■ EXERCISE
Wherever a line holds the word "Served", copy that line out.

■ SOURCE MATERIAL
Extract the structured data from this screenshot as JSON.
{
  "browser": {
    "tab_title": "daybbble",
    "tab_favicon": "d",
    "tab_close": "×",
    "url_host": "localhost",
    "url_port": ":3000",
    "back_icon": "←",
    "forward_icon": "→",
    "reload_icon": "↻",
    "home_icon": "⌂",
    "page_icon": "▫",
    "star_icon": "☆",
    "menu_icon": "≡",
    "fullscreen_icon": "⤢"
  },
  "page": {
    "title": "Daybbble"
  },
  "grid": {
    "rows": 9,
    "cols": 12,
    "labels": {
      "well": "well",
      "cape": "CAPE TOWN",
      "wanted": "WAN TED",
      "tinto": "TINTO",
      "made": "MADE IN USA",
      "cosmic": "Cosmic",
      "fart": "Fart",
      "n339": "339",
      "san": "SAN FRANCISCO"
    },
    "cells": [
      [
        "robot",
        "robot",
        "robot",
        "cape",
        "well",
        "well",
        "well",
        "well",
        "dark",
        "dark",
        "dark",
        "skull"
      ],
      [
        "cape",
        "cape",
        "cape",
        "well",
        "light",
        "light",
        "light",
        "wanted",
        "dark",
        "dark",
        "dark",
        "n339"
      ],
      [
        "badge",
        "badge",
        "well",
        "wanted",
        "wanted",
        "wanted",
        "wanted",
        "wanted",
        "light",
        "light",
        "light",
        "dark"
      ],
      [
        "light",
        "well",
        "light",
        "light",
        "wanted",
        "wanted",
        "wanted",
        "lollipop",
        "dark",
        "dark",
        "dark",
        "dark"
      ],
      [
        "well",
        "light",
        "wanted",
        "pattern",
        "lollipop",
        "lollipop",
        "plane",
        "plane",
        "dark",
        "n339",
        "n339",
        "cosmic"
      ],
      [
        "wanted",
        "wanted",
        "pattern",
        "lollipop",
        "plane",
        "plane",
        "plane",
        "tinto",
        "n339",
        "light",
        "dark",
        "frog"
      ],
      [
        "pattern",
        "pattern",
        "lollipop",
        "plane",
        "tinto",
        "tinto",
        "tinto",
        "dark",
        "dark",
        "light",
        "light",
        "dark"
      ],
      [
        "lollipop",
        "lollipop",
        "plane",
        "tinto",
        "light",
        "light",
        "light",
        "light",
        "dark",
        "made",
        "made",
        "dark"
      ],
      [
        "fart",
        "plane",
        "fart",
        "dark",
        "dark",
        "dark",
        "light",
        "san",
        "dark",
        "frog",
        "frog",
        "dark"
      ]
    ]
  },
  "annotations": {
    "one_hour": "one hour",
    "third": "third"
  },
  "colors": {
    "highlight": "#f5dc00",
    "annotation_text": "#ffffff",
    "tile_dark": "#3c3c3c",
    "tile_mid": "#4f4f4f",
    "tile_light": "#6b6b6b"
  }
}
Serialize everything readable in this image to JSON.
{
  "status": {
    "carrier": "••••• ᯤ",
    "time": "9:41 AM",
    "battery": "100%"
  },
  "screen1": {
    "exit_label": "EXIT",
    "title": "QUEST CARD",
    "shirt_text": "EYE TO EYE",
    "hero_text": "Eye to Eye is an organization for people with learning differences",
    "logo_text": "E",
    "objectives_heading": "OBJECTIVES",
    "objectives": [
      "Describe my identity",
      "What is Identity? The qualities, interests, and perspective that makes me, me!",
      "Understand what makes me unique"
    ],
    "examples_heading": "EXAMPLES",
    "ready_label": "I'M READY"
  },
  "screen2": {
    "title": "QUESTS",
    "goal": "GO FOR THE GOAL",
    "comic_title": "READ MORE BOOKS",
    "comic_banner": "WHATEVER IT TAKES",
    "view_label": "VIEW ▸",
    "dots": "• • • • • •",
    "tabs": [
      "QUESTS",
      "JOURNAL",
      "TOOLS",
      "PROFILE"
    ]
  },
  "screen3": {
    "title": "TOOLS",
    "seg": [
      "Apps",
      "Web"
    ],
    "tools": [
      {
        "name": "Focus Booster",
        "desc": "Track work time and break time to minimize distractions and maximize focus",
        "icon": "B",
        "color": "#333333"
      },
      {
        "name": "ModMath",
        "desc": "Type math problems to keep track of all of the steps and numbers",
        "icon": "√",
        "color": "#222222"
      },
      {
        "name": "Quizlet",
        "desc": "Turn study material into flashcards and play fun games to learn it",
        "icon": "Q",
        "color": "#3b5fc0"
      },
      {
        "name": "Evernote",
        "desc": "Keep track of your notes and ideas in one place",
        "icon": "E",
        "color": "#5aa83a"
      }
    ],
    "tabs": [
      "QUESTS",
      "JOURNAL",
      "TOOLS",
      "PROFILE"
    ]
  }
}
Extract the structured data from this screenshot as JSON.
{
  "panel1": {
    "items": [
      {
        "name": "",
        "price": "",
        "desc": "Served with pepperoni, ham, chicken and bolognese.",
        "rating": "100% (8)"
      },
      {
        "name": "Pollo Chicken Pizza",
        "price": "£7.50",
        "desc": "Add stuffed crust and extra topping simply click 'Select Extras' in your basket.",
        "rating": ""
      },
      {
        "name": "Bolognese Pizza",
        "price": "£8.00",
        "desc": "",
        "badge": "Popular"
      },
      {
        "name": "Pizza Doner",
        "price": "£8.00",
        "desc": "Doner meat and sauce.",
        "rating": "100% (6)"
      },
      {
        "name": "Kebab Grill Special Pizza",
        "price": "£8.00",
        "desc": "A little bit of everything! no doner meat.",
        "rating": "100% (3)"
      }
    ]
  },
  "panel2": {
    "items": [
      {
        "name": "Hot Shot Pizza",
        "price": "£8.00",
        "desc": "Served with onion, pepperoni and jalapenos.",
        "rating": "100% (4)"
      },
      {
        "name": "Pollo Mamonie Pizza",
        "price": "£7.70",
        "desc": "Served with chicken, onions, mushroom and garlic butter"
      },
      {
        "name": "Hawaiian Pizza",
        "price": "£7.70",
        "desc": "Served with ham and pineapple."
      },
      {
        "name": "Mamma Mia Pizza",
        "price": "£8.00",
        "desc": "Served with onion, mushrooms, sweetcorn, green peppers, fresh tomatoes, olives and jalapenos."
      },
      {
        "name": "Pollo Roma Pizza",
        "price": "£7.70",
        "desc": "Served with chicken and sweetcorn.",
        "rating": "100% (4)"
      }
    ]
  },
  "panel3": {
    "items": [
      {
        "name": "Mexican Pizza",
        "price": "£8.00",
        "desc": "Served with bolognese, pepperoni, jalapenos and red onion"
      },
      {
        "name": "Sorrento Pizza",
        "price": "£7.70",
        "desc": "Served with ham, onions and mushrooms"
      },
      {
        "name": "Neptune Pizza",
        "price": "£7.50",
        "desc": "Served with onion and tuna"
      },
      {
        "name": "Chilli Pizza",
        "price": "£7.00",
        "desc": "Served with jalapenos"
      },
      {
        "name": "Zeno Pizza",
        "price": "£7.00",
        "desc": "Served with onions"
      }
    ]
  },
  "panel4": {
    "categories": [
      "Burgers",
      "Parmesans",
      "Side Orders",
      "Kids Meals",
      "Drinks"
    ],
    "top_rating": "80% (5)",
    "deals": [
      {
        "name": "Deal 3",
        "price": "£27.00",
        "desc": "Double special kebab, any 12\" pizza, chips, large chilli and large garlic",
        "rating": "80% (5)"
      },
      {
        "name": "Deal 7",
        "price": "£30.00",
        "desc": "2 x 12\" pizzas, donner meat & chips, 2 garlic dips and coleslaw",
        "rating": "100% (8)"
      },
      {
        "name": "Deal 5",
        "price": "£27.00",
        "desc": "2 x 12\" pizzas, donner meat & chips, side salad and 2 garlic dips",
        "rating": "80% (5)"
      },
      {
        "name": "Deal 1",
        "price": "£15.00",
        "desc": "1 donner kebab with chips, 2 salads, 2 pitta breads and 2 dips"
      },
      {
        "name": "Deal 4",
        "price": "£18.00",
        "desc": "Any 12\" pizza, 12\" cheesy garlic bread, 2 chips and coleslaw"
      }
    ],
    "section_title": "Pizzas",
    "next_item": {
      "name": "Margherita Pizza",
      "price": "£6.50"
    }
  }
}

■ REPLY
        "desc": "Served with pepperoni, ham, chicken and bolognese.",
        "desc": "Served with onion, pepperoni and jalapenos.",
        "desc": "Served with chicken, onions, mushroom and garlic butter"
        "desc": "Served with ham and pineapple."
        "desc": "Served with onion, mushrooms, sweetcorn, green peppers, fresh tomatoes, olives and jalapenos."
        "desc": "Served with chicken and sweetcorn.",
        "desc": "Served with bolognese, pepperoni, jalapenos and red onion"
        "desc": "Served with ham, onions and mushrooms"
        "desc": "Served with onion and tuna"
        "desc": "Served with jalapenos"
        "desc": "Served with onions"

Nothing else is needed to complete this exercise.